Problem requirements: Copy, in full, each line of the material that holds the word "screenshot".

Dataset excerpts:
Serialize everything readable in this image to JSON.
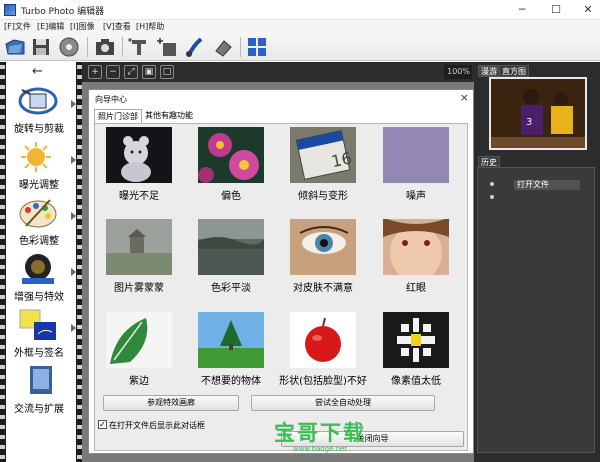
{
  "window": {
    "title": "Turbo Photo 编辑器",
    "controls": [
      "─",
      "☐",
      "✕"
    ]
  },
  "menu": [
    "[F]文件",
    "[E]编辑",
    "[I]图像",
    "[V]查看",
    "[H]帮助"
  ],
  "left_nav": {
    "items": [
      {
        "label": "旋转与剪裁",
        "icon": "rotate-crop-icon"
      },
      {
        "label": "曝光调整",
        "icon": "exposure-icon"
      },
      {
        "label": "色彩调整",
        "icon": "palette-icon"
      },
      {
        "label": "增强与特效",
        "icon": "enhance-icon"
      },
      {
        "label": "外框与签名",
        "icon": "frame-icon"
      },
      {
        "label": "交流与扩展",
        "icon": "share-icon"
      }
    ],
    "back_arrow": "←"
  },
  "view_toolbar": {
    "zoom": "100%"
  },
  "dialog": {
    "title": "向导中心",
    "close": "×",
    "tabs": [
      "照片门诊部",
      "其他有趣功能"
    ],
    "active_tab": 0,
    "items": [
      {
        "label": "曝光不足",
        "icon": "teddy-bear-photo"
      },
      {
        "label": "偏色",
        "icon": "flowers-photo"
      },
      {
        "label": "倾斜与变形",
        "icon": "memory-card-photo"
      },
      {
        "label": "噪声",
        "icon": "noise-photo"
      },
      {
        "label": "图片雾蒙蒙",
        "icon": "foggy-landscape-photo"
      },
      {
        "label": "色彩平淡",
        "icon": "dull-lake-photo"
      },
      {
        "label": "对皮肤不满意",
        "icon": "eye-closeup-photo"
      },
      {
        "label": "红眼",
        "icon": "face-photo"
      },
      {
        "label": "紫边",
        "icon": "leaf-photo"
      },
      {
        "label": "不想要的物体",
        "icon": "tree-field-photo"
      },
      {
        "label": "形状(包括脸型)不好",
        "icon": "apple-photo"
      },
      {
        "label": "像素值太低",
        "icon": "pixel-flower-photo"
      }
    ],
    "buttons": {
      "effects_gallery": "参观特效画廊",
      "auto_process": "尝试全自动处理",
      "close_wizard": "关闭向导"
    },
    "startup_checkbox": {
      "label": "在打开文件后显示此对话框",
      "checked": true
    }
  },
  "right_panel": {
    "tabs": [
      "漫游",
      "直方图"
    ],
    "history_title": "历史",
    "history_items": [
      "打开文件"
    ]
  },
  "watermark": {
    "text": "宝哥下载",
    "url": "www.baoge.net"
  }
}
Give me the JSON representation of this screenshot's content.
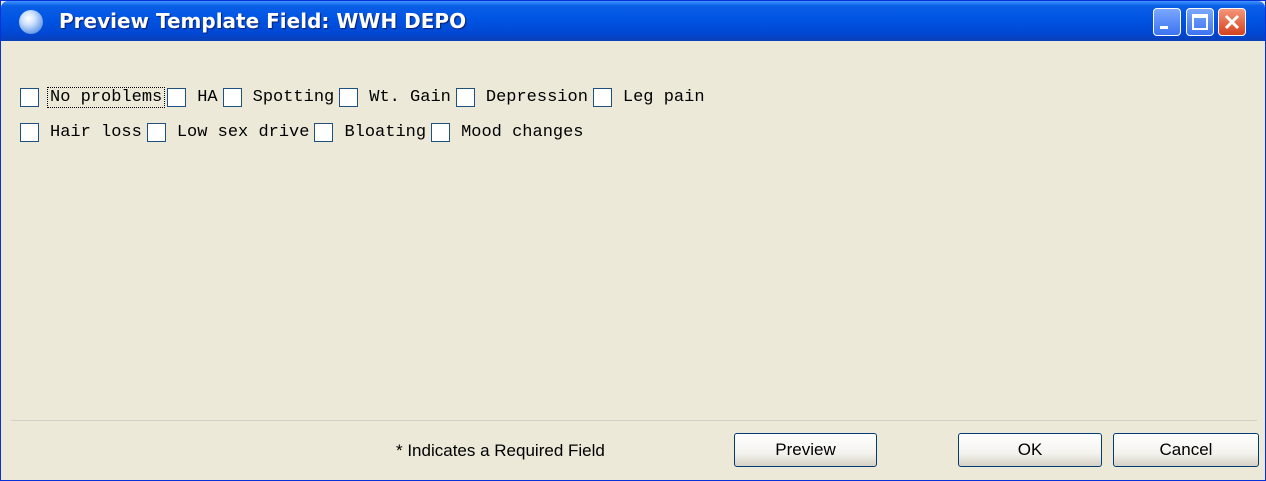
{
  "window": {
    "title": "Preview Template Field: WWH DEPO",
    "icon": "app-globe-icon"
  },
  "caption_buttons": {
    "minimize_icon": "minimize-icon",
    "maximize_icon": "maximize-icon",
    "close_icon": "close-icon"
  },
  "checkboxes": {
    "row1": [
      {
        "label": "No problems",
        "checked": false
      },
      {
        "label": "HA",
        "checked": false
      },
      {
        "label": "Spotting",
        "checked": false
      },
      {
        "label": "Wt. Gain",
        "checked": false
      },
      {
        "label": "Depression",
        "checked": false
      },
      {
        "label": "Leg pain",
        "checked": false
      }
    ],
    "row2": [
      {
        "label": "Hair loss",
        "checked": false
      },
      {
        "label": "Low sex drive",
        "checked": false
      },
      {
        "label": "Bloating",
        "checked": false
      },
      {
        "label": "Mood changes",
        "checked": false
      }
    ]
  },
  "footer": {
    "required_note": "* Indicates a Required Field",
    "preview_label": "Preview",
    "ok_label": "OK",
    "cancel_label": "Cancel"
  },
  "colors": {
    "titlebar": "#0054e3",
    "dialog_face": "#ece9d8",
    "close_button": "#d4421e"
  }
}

--

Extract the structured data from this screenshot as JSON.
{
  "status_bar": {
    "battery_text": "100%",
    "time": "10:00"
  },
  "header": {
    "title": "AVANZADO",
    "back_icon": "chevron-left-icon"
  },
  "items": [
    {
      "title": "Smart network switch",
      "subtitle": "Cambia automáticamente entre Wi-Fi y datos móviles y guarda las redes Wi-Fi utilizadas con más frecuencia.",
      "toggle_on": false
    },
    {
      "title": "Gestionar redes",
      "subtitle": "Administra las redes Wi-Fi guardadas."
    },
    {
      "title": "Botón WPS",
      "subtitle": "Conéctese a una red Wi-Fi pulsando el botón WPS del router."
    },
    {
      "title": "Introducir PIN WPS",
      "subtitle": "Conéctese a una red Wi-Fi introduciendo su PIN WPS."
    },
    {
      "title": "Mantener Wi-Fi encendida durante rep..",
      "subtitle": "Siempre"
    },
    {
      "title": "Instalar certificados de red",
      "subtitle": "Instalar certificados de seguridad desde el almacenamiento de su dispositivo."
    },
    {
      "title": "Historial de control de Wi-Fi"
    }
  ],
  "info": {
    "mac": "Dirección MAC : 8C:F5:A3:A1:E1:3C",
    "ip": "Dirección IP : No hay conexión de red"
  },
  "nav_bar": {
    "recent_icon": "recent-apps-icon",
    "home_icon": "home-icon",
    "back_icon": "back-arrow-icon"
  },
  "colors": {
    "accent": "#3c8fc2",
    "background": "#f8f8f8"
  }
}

* * *

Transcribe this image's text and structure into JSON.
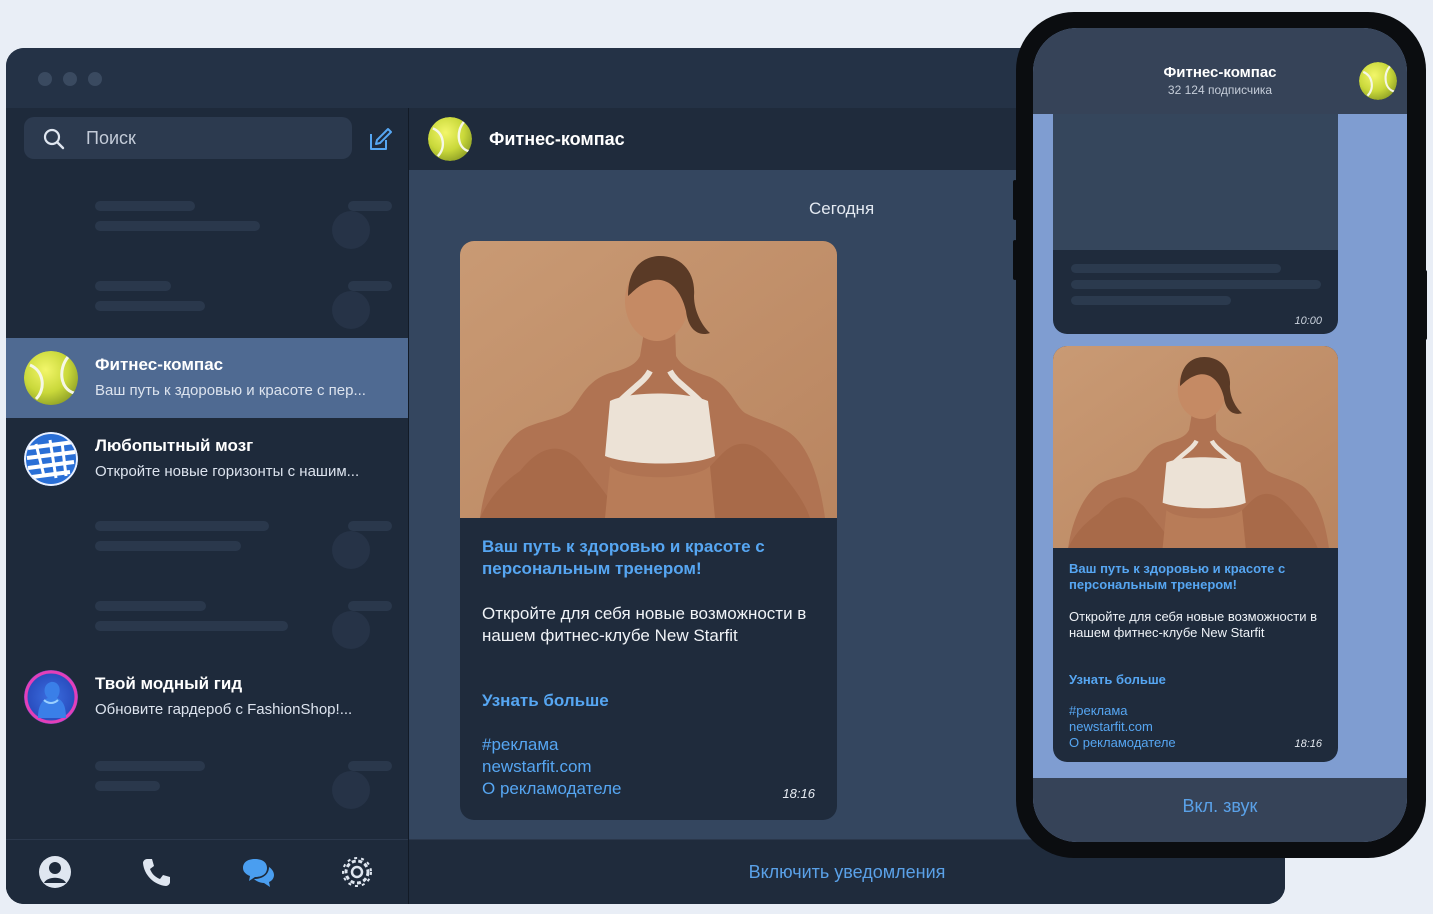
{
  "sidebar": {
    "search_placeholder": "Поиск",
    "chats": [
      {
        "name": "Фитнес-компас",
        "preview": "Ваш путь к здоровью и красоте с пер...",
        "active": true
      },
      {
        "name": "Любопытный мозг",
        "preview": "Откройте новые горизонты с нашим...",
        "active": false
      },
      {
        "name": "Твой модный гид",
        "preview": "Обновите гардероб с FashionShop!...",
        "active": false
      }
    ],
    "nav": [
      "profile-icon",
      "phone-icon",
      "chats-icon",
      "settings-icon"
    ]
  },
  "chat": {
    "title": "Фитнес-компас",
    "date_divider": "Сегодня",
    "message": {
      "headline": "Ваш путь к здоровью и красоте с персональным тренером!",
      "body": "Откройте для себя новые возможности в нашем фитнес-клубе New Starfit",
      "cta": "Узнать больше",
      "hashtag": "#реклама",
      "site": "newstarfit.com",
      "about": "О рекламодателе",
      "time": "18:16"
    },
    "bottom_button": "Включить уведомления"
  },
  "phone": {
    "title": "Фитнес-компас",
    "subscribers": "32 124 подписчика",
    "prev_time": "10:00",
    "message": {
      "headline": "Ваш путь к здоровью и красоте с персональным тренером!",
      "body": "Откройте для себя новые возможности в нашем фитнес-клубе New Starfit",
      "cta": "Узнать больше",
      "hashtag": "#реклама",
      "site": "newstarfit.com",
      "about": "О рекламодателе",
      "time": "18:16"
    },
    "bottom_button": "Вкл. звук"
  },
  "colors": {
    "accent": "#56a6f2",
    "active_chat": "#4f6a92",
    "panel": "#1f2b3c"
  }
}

Reply:
Give me the JSON representation of this screenshot's content.
Extract the structured data from this screenshot as JSON.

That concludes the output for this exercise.